Go through each line of the records below and count those with the word "exagère". Give only the count.
[Start Dataset content]
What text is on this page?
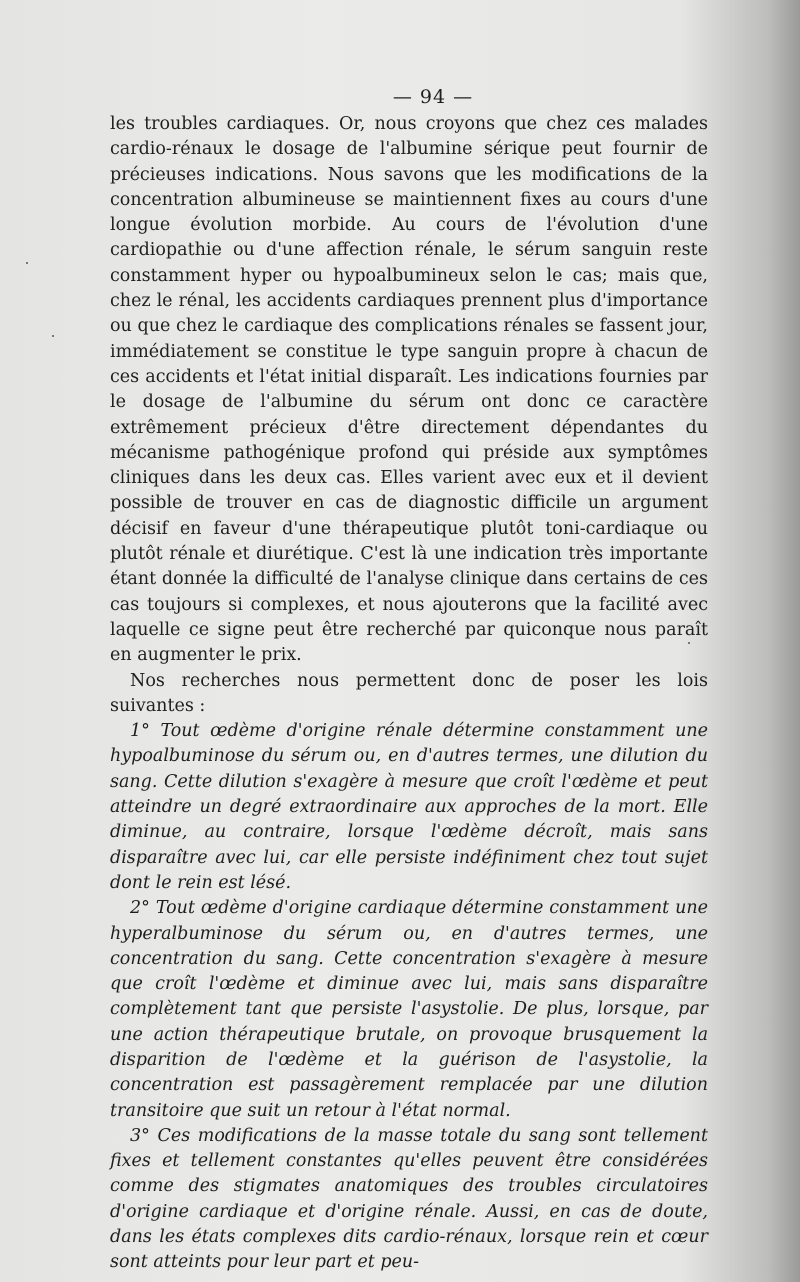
— 94 —

les troubles cardiaques. Or, nous croyons que chez ces malades cardio-rénaux le dosage de l'albumine sérique peut fournir de précieuses indications. Nous savons que les modifications de la concentration albumineuse se maintiennent fixes au cours d'une longue évolution morbide. Au cours de l'évolution d'une cardiopathie ou d'une affection rénale, le sérum sanguin reste constamment hyper ou hypoalbumineux selon le cas; mais que, chez le rénal, les accidents cardiaques prennent plus d'importance ou que chez le cardiaque des complications rénales se fassent jour, immédiatement se constitue le type sanguin propre à chacun de ces accidents et l'état initial disparaît. Les indications fournies par le dosage de l'albumine du sérum ont donc ce caractère extrêmement précieux d'être directement dépendantes du mécanisme pathogénique profond qui préside aux symptômes cliniques dans les deux cas. Elles varient avec eux et il devient possible de trouver en cas de diagnostic difficile un argument décisif en faveur d'une thérapeutique plutôt toni-cardiaque ou plutôt rénale et diurétique. C'est là une indication très importante étant donnée la difficulté de l'analyse clinique dans certains de ces cas toujours si complexes, et nous ajouterons que la facilité avec laquelle ce signe peut être recherché par quiconque nous paraît en augmenter le prix.

Nos recherches nous permettent donc de poser les lois suivantes :

1° Tout œdème d'origine rénale détermine constamment une hypoalbuminose du sérum ou, en d'autres termes, une dilution du sang. Cette dilution s'exagère à mesure que croît l'œdème et peut atteindre un degré extraordinaire aux approches de la mort. Elle diminue, au contraire, lorsque l'œdème décroît, mais sans disparaître avec lui, car elle persiste indéfiniment chez tout sujet dont le rein est lésé.

2° Tout œdème d'origine cardiaque détermine constamment une hyperalbuminose du sérum ou, en d'autres termes, une concentration du sang. Cette concentration s'exagère à mesure que croît l'œdème et diminue avec lui, mais sans disparaître complètement tant que persiste l'asystolie. De plus, lorsque, par une action thérapeutique brutale, on provoque brusquement la disparition de l'œdème et la guérison de l'asystolie, la concentration est passagèrement remplacée par une dilution transitoire que suit un retour à l'état normal.

3° Ces modifications de la masse totale du sang sont tellement fixes et tellement constantes qu'elles peuvent être considérées comme des stigmates anatomiques des troubles circulatoires d'origine cardiaque et d'origine rénale. Aussi, en cas de doute, dans les états complexes dits cardio-rénaux, lorsque rein et cœur sont atteints pour leur part et peu-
[End Dataset content]
Exercise solution -
2